Write out the entries again exactly as they are given.

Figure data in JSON
::::

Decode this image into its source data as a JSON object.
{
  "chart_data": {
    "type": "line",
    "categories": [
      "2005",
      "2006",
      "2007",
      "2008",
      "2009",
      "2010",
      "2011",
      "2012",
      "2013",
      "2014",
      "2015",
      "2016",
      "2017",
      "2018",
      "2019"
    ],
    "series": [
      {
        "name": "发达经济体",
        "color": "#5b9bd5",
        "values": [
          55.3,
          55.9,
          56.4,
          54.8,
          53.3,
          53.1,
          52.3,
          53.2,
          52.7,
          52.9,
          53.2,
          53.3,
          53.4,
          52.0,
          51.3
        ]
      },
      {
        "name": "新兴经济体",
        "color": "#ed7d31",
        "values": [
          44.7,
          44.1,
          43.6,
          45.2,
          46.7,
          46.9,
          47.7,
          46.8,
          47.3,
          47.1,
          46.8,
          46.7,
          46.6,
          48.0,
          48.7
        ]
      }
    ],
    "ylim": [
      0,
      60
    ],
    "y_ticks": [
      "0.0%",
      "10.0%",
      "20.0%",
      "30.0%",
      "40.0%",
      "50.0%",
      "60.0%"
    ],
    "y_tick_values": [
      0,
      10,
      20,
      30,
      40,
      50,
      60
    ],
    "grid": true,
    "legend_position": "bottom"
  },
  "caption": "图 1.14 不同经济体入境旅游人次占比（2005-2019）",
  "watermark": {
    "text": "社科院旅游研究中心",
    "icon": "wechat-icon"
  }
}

::::

[Reply to the task]
Decode this image into its source data as a JSON object.
{
  "chart_data": {
    "type": "line",
    "categories": [
      "2005",
      "2006",
      "2007",
      "2008",
      "2009",
      "2010",
      "2011",
      "2012",
      "2013",
      "2014",
      "2015",
      "2016",
      "2017",
      "2018",
      "2019"
    ],
    "series": [
      {
        "name": "发达经济体",
        "color": "#5b9bd5",
        "values": [
          55.3,
          55.9,
          56.4,
          54.8,
          53.3,
          53.1,
          52.3,
          53.2,
          52.7,
          52.9,
          53.2,
          53.3,
          53.4,
          52.0,
          51.3
        ]
      },
      {
        "name": "新兴经济体",
        "color": "#ed7d31",
        "values": [
          44.7,
          44.1,
          43.6,
          45.2,
          46.7,
          46.9,
          47.7,
          46.8,
          47.3,
          47.1,
          46.8,
          46.7,
          46.6,
          48.0,
          48.7
        ]
      }
    ],
    "ylim": [
      0,
      60
    ],
    "y_ticks": [
      "0.0%",
      "10.0%",
      "20.0%",
      "30.0%",
      "40.0%",
      "50.0%",
      "60.0%"
    ],
    "y_tick_values": [
      0,
      10,
      20,
      30,
      40,
      50,
      60
    ],
    "grid": true,
    "legend_position": "bottom"
  },
  "caption": "图 1.14 不同经济体入境旅游人次占比（2005-2019）",
  "watermark": {
    "text": "社科院旅游研究中心",
    "icon": "wechat-icon"
  }
}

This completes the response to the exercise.